— START OF INPUT FOR THIS TASK —
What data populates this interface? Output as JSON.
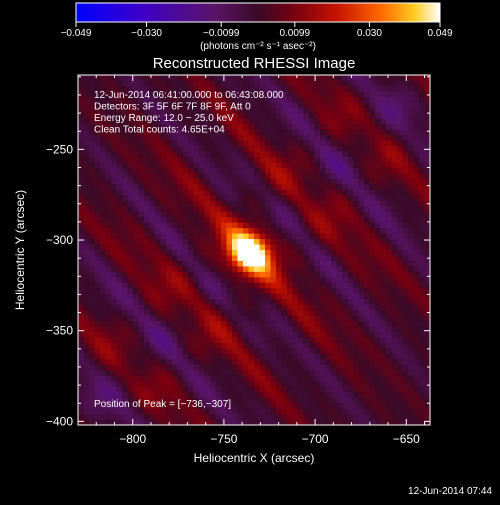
{
  "chart_data": {
    "type": "heatmap",
    "title": "Reconstructed RHESSI Image",
    "xlabel": "Heliocentric X (arcsec)",
    "ylabel": "Heliocentric Y (arcsec)",
    "xlim": [
      -830,
      -637
    ],
    "ylim": [
      -402,
      -209
    ],
    "x_ticks": [
      -800,
      -750,
      -700,
      -650
    ],
    "y_ticks": [
      -250,
      -300,
      -350,
      -400
    ],
    "x_tick_labels": [
      "−800",
      "−750",
      "−700",
      "−650"
    ],
    "y_tick_labels": [
      "−250",
      "−300",
      "−350",
      "−400"
    ],
    "colorbar": {
      "min": -0.049,
      "max": 0.049,
      "ticks": [
        -0.049,
        -0.03,
        -0.0099,
        0.0099,
        0.03,
        0.049
      ],
      "tick_labels": [
        "−0.049",
        "−0.030",
        "−0.0099",
        "0.0099",
        "0.030",
        "0.049"
      ],
      "unit_label": "(photons cm⁻² s⁻¹ asec⁻²)"
    },
    "info_lines": [
      "12-Jun-2014 06:41:00.000 to 06:43:08.000",
      "Detectors: 3F 5F 6F 7F 8F 9F, Att 0",
      "Energy Range: 12.0 − 25.0 keV",
      "Clean     Total counts: 4.65E+04"
    ],
    "peak_label": "Position of Peak = [−736,−307]",
    "peak": {
      "x": -736,
      "y": -307
    },
    "grid": false
  },
  "footer_timestamp": "12-Jun-2014 07:44"
}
— END OF INPUT FOR THIS TASK —
Return all lines containing "Heliocentric".

**RESPONSE**
    "xlabel": "Heliocentric X (arcsec)",
    "ylabel": "Heliocentric Y (arcsec)",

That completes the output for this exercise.